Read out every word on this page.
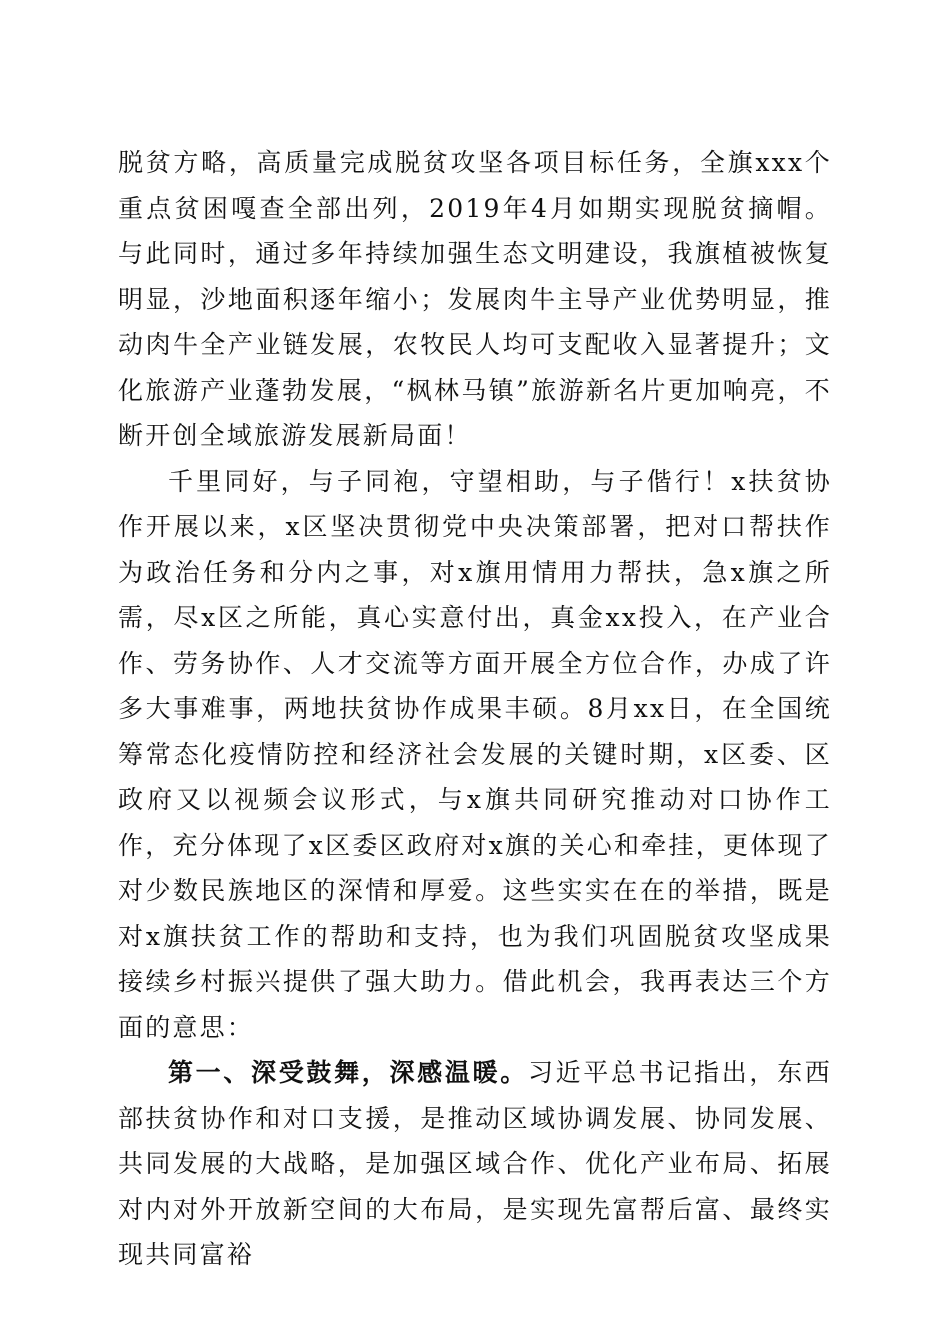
脱贫方略，高质量完成脱贫攻坚各项目标任务，全旗xxx个重点贫困嘎查全部出列，2019年4月如期实现脱贫摘帽。与此同时，通过多年持续加强生态文明建设，我旗植被恢复明显，沙地面积逐年缩小；发展肉牛主导产业优势明显，推动肉牛全产业链发展，农牧民人均可支配收入显著提升；文化旅游产业蓬勃发展，“枫林马镇”旅游新名片更加响亮，不断开创全域旅游发展新局面！

千里同好，与子同袍，守望相助，与子偕行！x扶贫协作开展以来，x区坚决贯彻党中央决策部署，把对口帮扶作为政治任务和分内之事，对x旗用情用力帮扶，急x旗之所需，尽x区之所能，真心实意付出，真金xx投入，在产业合作、劳务协作、人才交流等方面开展全方位合作，办成了许多大事难事，两地扶贫协作成果丰硕。8月xx日，在全国统筹常态化疫情防控和经济社会发展的关键时期，x区委、区政府又以视频会议形式，与x旗共同研究推动对口协作工作，充分体现了x区委区政府对x旗的关心和牵挂，更体现了对少数民族地区的深情和厚爱。这些实实在在的举措，既是对x旗扶贫工作的帮助和支持，也为我们巩固脱贫攻坚成果接续乡村振兴提供了强大助力。借此机会，我再表达三个方面的意思：

第一、深受鼓舞，深感温暖。习近平总书记指出，东西部扶贫协作和对口支援，是推动区域协调发展、协同发展、共同发展的大战略，是加强区域合作、优化产业布局、拓展对内对外开放新空间的大布局，是实现先富帮后富、最终实现共同富裕
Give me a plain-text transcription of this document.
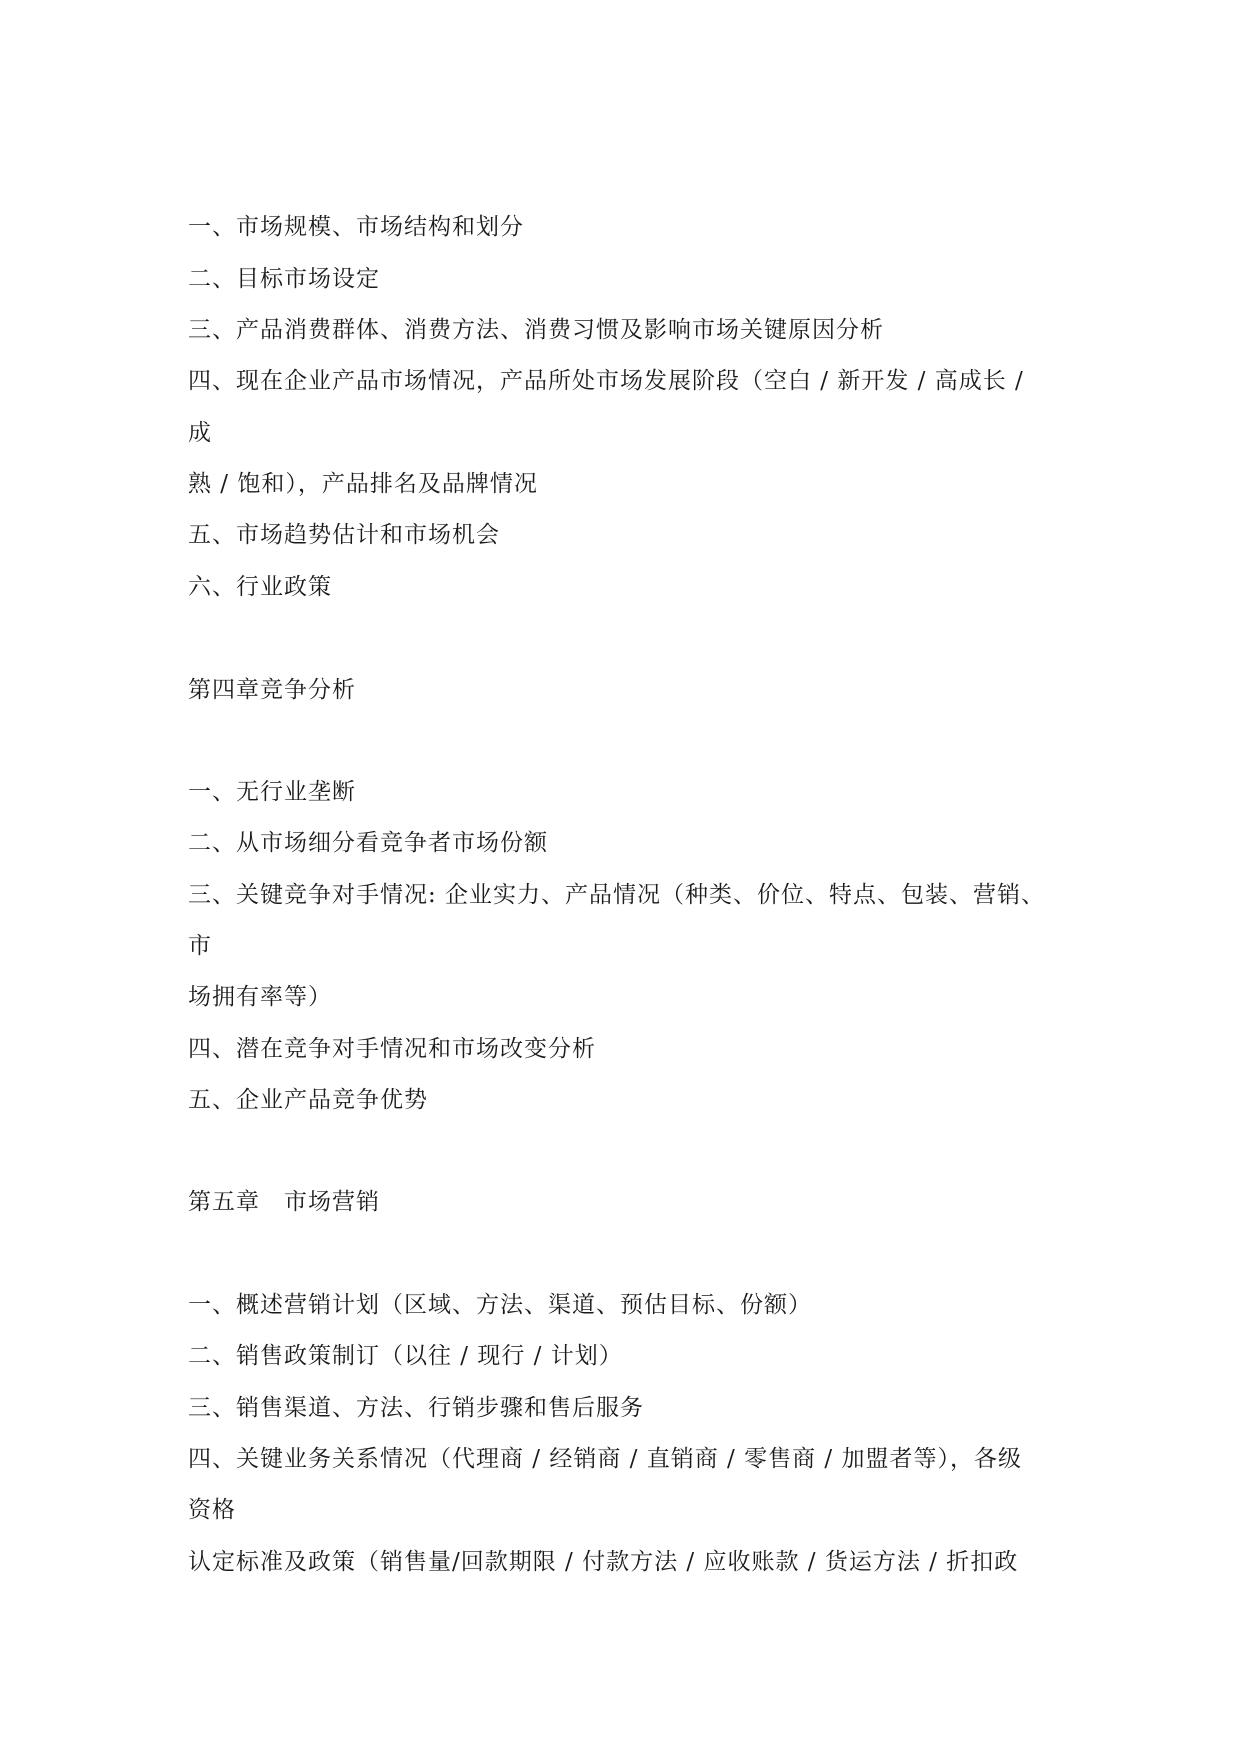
一、市场规模、市场结构和划分
二、目标市场设定
三、产品消费群体、消费方法、消费习惯及影响市场关键原因分析
四、现在企业产品市场情况，产品所处市场发展阶段（空白 / 新开发 / 高成长 /
成
熟 / 饱和），产品排名及品牌情况
五、市场趋势估计和市场机会
六、行业政策
第四章竞争分析
一、无行业垄断
二、从市场细分看竞争者市场份额
三、关键竞争对手情况: 企业实力、产品情况（种类、价位、特点、包装、营销、
市
场拥有率等）
四、潜在竞争对手情况和市场改变分析
五、企业产品竞争优势
第五章　市场营销
一、概述营销计划（区域、方法、渠道、预估目标、份额）
二、销售政策制订（以往 / 现行 / 计划）
三、销售渠道、方法、行销步骤和售后服务
四、关键业务关系情况（代理商 / 经销商 / 直销商 / 零售商 / 加盟者等），各级
资格
认定标准及政策（销售量/回款期限 / 付款方法 / 应收账款 / 货运方法 / 折扣政
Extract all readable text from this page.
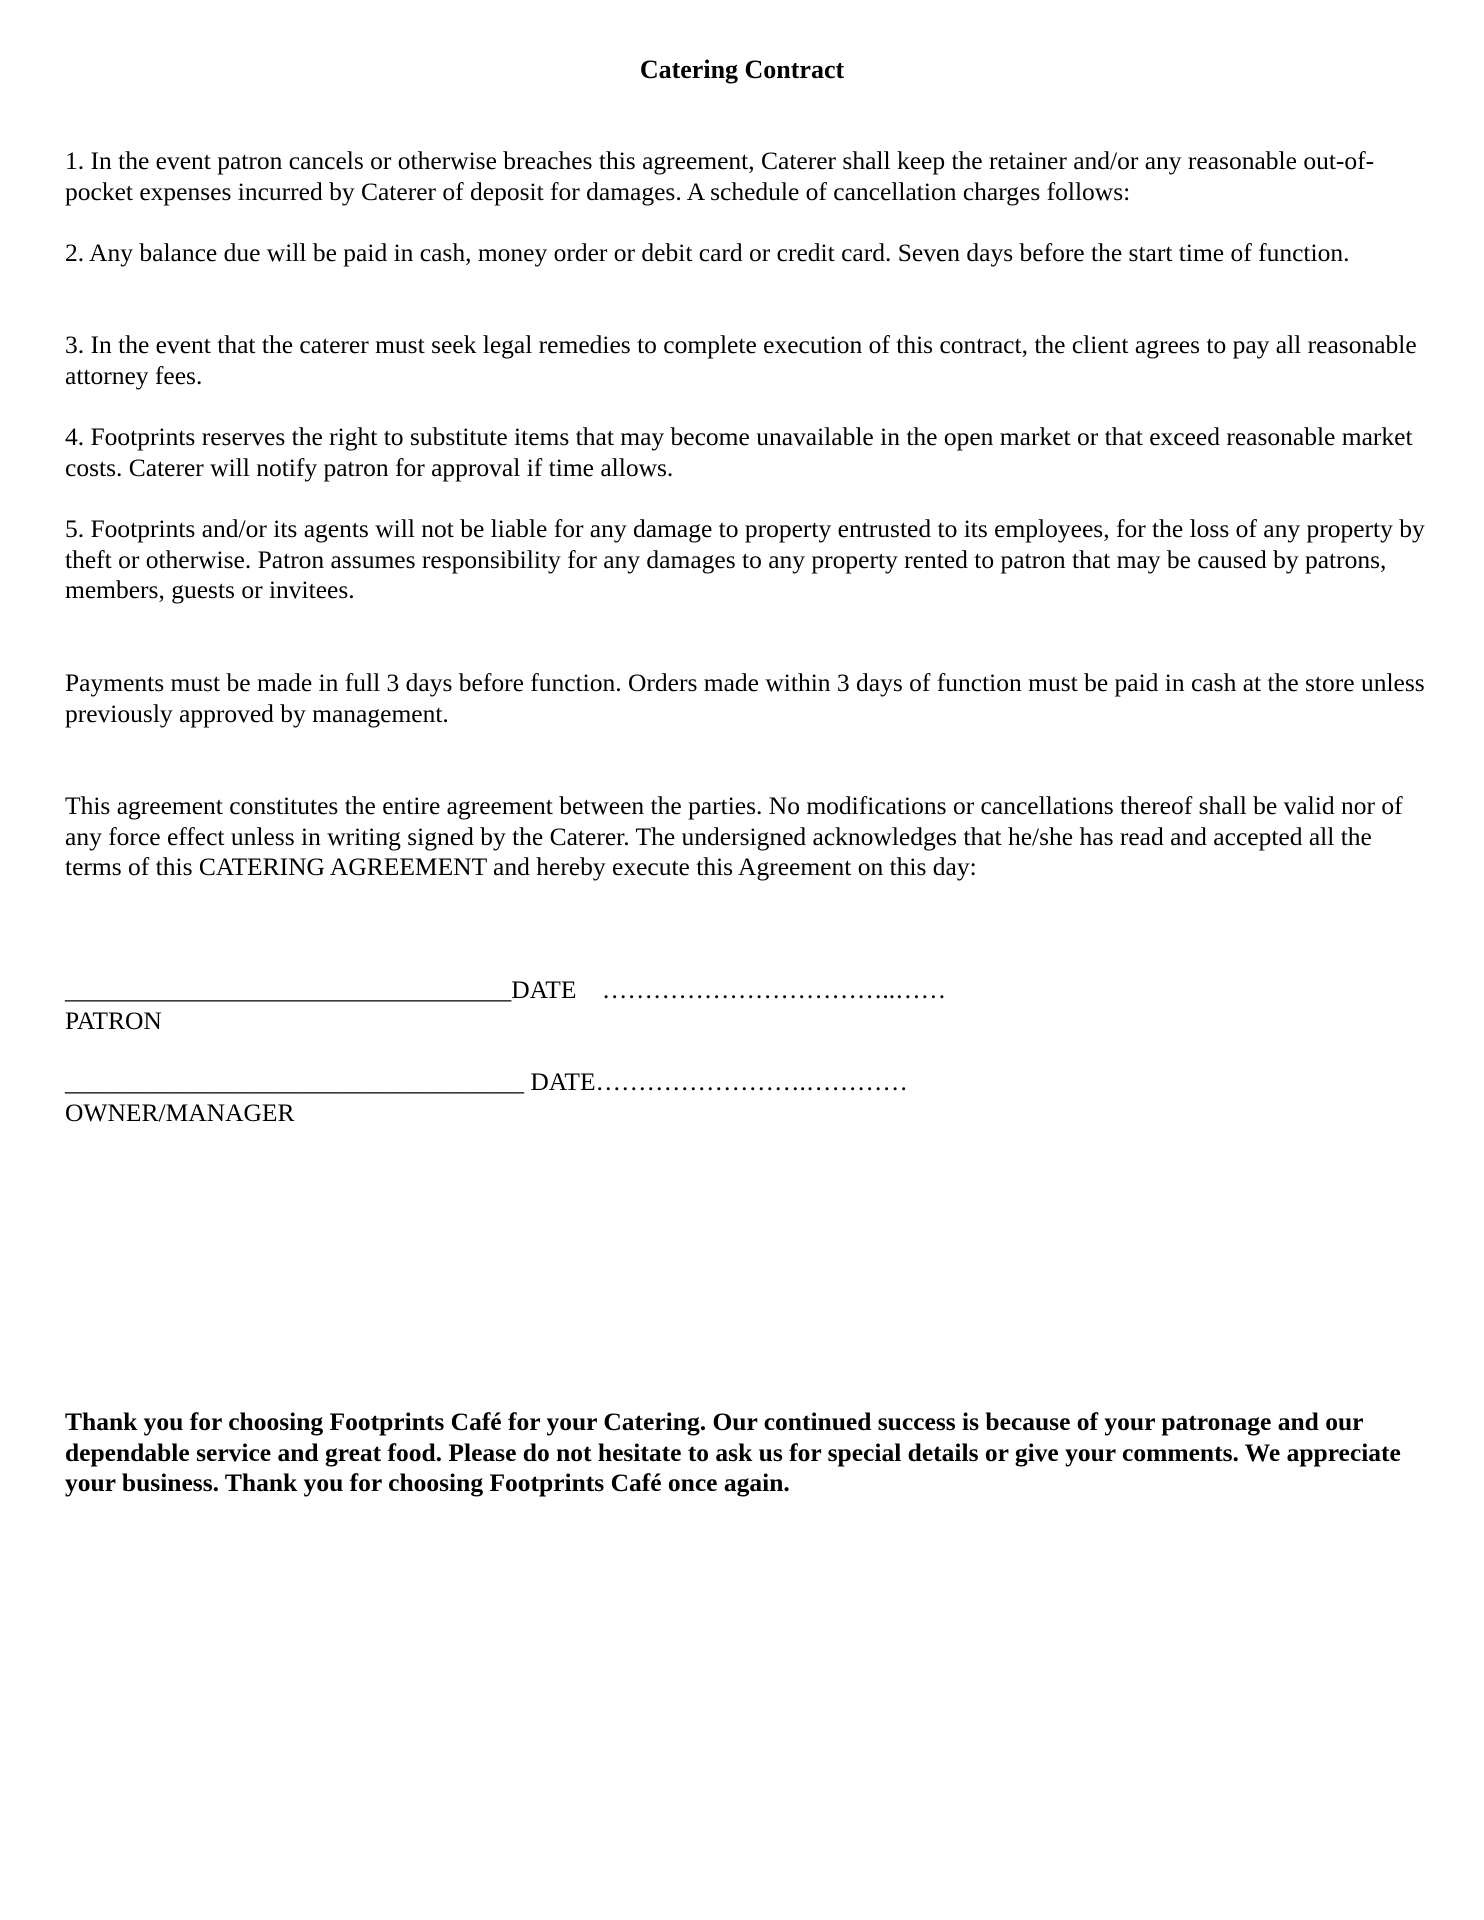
Catering Contract

1. In the event patron cancels or otherwise breaches this agreement, Caterer shall keep the retainer and/or any reasonable out-of-pocket expenses incurred by Caterer of deposit for damages. A schedule of cancellation charges follows:

2. Any balance due will be paid in cash, money order or debit card or credit card. Seven days before the start time of function.

3. In the event that the caterer must seek legal remedies to complete execution of this contract, the client agrees to pay all reasonable attorney fees.

4. Footprints reserves the right to substitute items that may become unavailable in the open market or that exceed reasonable market costs. Caterer will notify patron for approval if time allows.

5. Footprints and/or its agents will not be liable for any damage to property entrusted to its employees, for the loss of any property by theft or otherwise. Patron assumes responsibility for any damages to any property rented to patron that may be caused by patrons, members, guests or invitees.

Payments must be made in full 3 days before function. Orders made within 3 days of function must be paid in cash at the store unless previously approved by management.

This agreement constitutes the entire agreement between the parties. No modifications or cancellations thereof shall be valid nor of any force effect unless in writing signed by the Caterer. The undersigned acknowledges that he/she has read and accepted all the terms of this CATERING AGREEMENT and hereby execute this Agreement on this day:

___________________________________DATE    ……………………………..……
PATRON
____________________________________ DATE…………………….…………
OWNER/MANAGER

Thank you for choosing Footprints Café for your Catering. Our continued success is because of your patronage and our dependable service and great food. Please do not hesitate to ask us for special details or give your comments. We appreciate your business. Thank you for choosing Footprints Café once again.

****************

§ EXERCISE:
Check every line for "before" and show the ones that have it.

§ ANSWER IN FULL:
2. Any balance due will be paid in cash, money order or debit card or credit card. Seven days before the start time of function.
Payments must be made in full 3 days before function. Orders made within 3 days of function must be paid in cash at the store unless previously approved by management.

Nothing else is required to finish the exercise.